Each entry below is to be extracted exactly.

begin RECORDS FOR THE EXERCISE

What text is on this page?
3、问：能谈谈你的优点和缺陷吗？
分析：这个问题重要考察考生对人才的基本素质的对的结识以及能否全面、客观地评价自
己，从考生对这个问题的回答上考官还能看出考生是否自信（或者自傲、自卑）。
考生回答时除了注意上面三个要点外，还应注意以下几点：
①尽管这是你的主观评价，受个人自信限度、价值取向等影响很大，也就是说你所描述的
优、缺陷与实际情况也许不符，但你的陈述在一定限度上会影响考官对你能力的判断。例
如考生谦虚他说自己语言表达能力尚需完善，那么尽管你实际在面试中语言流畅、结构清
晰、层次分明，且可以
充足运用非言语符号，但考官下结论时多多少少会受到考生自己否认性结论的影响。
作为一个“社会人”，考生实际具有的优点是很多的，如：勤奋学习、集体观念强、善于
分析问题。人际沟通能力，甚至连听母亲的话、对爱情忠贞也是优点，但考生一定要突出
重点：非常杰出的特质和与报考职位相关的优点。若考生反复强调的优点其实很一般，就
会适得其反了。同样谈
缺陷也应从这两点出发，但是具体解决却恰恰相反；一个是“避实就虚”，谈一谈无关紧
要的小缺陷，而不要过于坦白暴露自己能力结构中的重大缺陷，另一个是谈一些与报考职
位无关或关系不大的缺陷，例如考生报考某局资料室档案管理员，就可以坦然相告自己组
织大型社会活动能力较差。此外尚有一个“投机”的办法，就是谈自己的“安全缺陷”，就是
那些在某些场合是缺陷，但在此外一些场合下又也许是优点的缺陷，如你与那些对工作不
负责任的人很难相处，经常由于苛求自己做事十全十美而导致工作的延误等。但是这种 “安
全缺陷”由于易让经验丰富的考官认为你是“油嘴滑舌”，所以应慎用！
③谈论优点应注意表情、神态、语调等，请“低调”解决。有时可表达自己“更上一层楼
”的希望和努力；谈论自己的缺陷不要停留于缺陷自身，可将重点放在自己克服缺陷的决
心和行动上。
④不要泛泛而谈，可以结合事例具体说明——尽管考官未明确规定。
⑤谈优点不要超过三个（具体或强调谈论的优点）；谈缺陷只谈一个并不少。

end RECORDS FOR THE EXERCISE

● TASK SOLUTION:
What text is on this page?
3、问：能谈谈你的优点和缺陷吗？
分析：这个问题重要考察考生对人才的基本素质的对的结识以及能否全面、客观地评价自
己，从考生对这个问题的回答上考官还能看出考生是否自信（或者自傲、自卑）。
考生回答时除了注意上面三个要点外，还应注意以下几点：
①尽管这是你的主观评价，受个人自信限度、价值取向等影响很大，也就是说你所描述的
优、缺陷与实际情况也许不符，但你的陈述在一定限度上会影响考官对你能力的判断。例
如考生谦虚他说自己语言表达能力尚需完善，那么尽管你实际在面试中语言流畅、结构清
晰、层次分明，且可以
充足运用非言语符号，但考官下结论时多多少少会受到考生自己否认性结论的影响。
作为一个“社会人”，考生实际具有的优点是很多的，如：勤奋学习、集体观念强、善于
分析问题。人际沟通能力，甚至连听母亲的话、对爱情忠贞也是优点，但考生一定要突出
重点：非常杰出的特质和与报考职位相关的优点。若考生反复强调的优点其实很一般，就
会适得其反了。同样谈
缺陷也应从这两点出发，但是具体解决却恰恰相反；一个是“避实就虚”，谈一谈无关紧
要的小缺陷，而不要过于坦白暴露自己能力结构中的重大缺陷，另一个是谈一些与报考职
位无关或关系不大的缺陷，例如考生报考某局资料室档案管理员，就可以坦然相告自己组
织大型社会活动能力较差。此外尚有一个“投机”的办法，就是谈自己的“安全缺陷”，就是
那些在某些场合是缺陷，但在此外一些场合下又也许是优点的缺陷，如你与那些对工作不
负责任的人很难相处，经常由于苛求自己做事十全十美而导致工作的延误等。但是这种 “安
全缺陷”由于易让经验丰富的考官认为你是“油嘴滑舌”，所以应慎用！
③谈论优点应注意表情、神态、语调等，请“低调”解决。有时可表达自己“更上一层楼
”的希望和努力；谈论自己的缺陷不要停留于缺陷自身，可将重点放在自己克服缺陷的决
心和行动上。
④不要泛泛而谈，可以结合事例具体说明——尽管考官未明确规定。
⑤谈优点不要超过三个（具体或强调谈论的优点）；谈缺陷只谈一个并不少。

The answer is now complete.